**PROBLEM TO WORK ON**
Provide the number of lines where the word "controller" occurs, and no other text.

**GIVEN INFORMATION**
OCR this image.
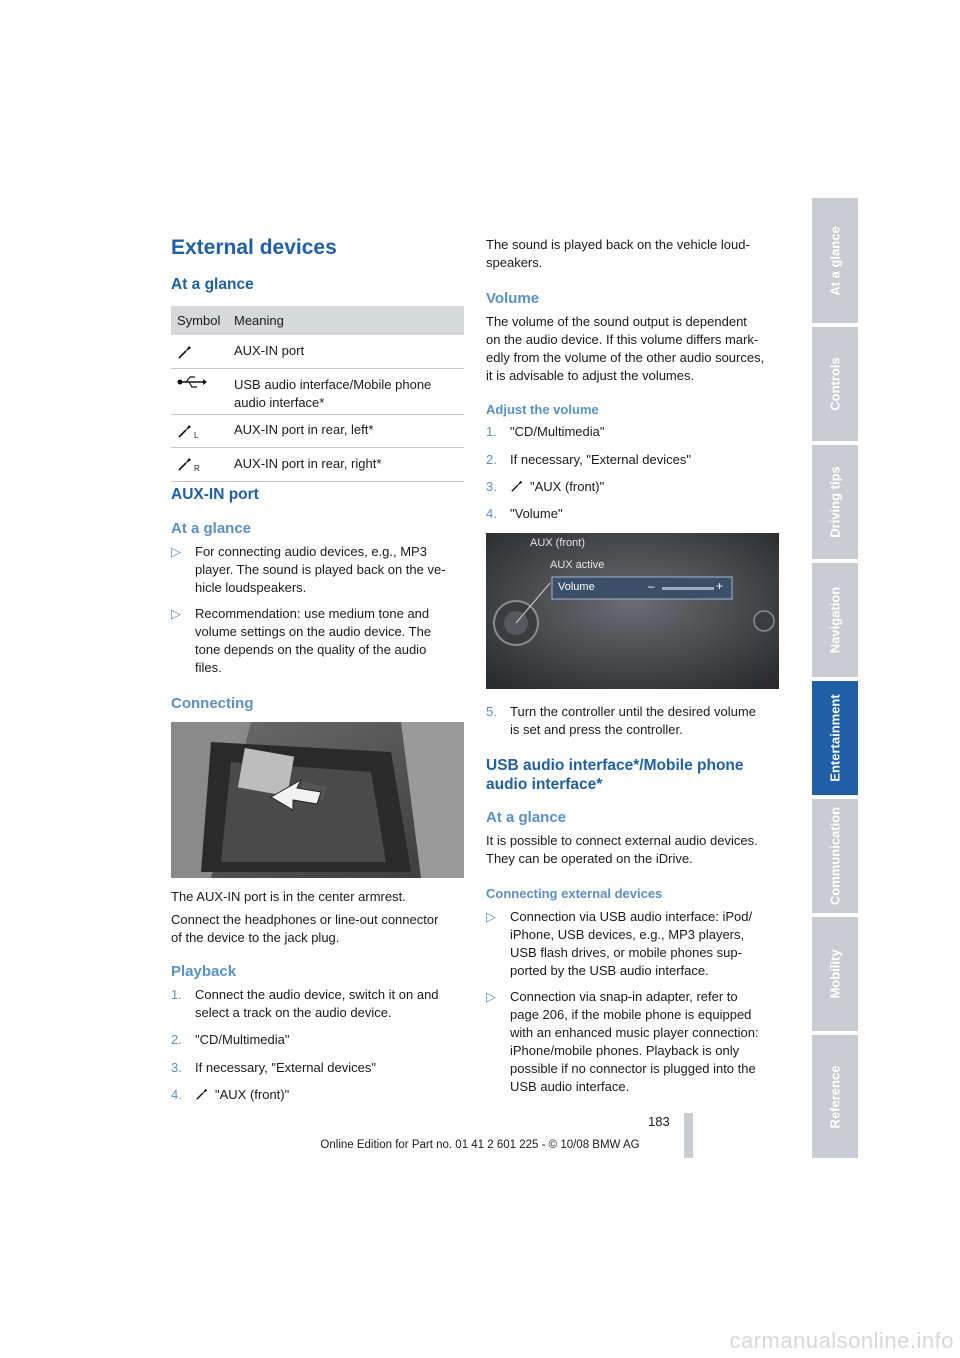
External devices
At a glance
Symbol Meaning
AUX-IN port
USB audio interface/Mobile phone
audio interface*
L	AUX-IN port in rear, left*
R	AUX-IN port in rear, right*
AUX-IN port
At a glance
▷	For connecting audio devices, e.g., MP3
player. The sound is played back on the ve-
hicle loudspeakers.
▷	Recommendation: use medium tone and
volume settings on the audio device. The
tone depends on the quality of the audio
files.
Connecting
The AUX-IN port is in the center armrest.
Connect the headphones or line-out connector
of the device to the jack plug.
Playback
1.	Connect the audio device, switch it on and
select a track on the audio device.
2.	"CD/Multimedia"
3.	If necessary, "External devices"
4.	"AUX (front)"
The sound is played back on the vehicle loud-
speakers.
Volume
The volume of the sound output is dependent
on the audio device. If this volume differs mark-
edly from the volume of the other audio sources,
it is advisable to adjust the volumes.
Adjust the volume
1.	"CD/Multimedia"
2.	If necessary, "External devices"
3.	"AUX (front)"
4.	"Volume"
AUX (front)
AUX active
Volume	–	+
5.	Turn the controller until the desired volume
is set and press the controller.
USB audio interface*/Mobile phone
audio interface*
At a glance
It is possible to connect external audio devices.
They can be operated on the iDrive.
Connecting external devices
▷	Connection via USB audio interface: iPod/
iPhone, USB devices, e.g., MP3 players,
USB flash drives, or mobile phones sup-
ported by the USB audio interface.
▷	Connection via snap-in adapter, refer to
page 206, if the mobile phone is equipped
with an enhanced music player connection:
iPhone/mobile phones. Playback is only
possible if no connector is plugged into the
USB audio interface.
183
Online Edition for Part no. 01 41 2 601 225 - © 10/08 BMW AG
At a glance
Controls
Driving tips
Navigation
Entertainment
Communication
Mobility
Reference
carmanualsonline.info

**THE RESULT**
2